## GIVEN EXERCISE
How many lines of the entries below include the word "está"? Answer with the number alone.
***** RECORDS FOR THIS TASK *****
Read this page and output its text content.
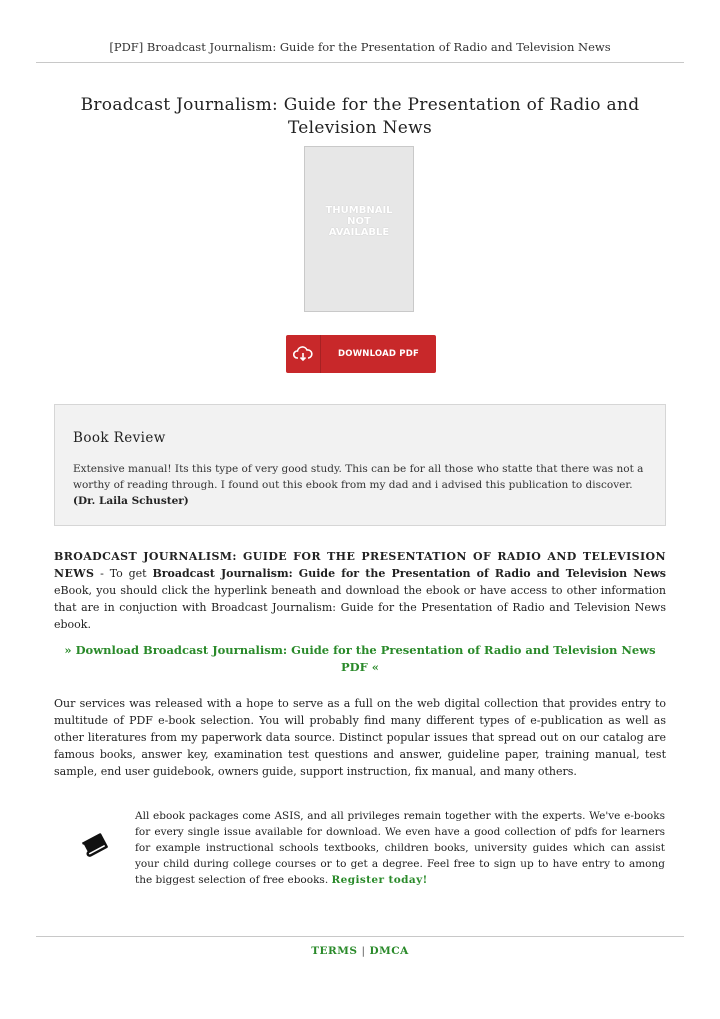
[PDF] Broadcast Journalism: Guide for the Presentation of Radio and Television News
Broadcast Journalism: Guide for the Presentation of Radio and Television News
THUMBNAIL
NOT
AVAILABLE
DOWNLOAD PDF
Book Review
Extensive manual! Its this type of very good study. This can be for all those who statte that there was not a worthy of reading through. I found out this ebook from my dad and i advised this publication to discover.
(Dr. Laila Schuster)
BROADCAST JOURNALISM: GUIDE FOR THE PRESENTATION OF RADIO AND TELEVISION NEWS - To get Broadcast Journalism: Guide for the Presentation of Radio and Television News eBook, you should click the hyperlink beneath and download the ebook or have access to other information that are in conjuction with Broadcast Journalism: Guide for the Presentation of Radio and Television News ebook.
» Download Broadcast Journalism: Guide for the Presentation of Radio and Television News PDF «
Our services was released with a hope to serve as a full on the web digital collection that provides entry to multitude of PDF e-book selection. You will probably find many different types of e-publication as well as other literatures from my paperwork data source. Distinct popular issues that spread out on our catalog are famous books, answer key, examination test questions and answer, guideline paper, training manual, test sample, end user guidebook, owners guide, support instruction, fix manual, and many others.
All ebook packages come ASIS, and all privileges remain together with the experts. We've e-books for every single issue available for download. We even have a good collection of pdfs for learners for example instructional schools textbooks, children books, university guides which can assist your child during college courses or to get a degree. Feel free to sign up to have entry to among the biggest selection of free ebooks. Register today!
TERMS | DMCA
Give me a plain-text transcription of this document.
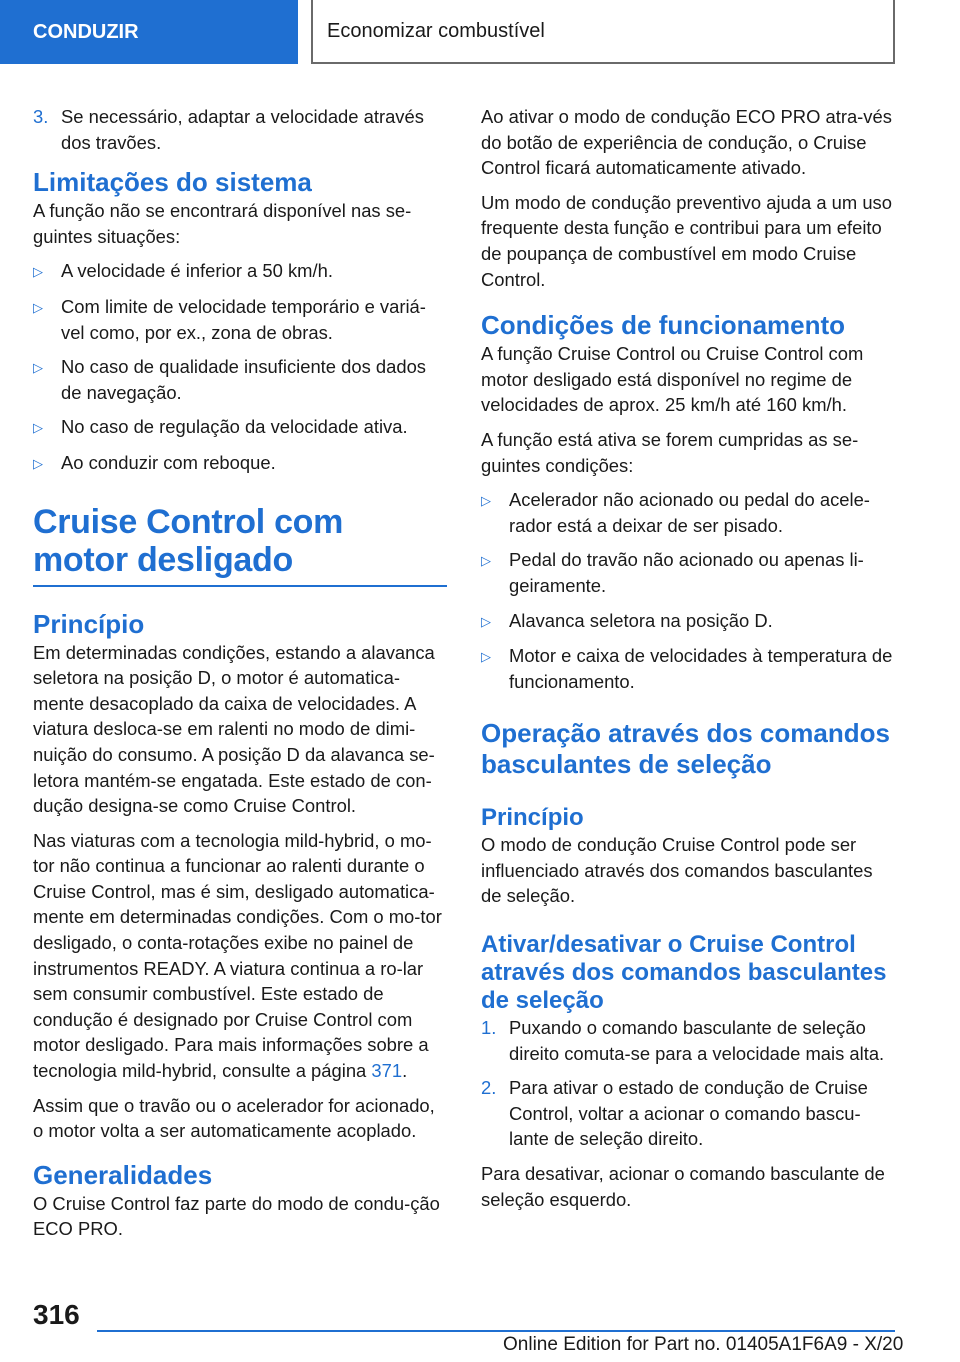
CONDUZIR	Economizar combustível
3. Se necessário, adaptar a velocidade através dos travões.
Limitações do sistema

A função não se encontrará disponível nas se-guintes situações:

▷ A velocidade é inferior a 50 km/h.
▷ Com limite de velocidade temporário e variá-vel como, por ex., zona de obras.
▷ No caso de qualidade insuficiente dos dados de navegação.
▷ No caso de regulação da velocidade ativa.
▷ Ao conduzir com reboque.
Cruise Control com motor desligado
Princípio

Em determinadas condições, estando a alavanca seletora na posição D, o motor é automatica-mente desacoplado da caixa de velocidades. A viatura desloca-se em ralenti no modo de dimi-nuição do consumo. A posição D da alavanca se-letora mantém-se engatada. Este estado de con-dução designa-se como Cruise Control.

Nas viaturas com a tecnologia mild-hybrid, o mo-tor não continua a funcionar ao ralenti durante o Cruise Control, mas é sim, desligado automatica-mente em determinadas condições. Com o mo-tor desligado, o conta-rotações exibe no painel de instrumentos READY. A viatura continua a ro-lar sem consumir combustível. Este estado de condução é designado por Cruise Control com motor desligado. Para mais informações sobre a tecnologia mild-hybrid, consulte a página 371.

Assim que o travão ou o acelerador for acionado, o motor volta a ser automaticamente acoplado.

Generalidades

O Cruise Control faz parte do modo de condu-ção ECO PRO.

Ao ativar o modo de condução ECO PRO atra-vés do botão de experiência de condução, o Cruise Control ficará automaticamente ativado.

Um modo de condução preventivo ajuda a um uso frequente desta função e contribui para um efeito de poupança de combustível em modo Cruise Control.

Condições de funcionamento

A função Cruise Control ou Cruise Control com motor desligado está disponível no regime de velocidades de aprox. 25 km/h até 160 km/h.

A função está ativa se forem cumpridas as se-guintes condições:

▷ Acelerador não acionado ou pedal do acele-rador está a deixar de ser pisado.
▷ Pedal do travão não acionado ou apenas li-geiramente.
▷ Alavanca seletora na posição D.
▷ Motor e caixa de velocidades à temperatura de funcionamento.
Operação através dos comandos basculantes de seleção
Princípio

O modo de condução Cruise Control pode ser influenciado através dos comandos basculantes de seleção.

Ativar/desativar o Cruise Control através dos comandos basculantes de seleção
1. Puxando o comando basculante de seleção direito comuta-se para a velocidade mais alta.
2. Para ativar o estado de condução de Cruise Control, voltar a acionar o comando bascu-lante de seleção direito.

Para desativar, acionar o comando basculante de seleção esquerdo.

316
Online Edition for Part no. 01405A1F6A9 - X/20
*****
## RIGHT ANSWER
3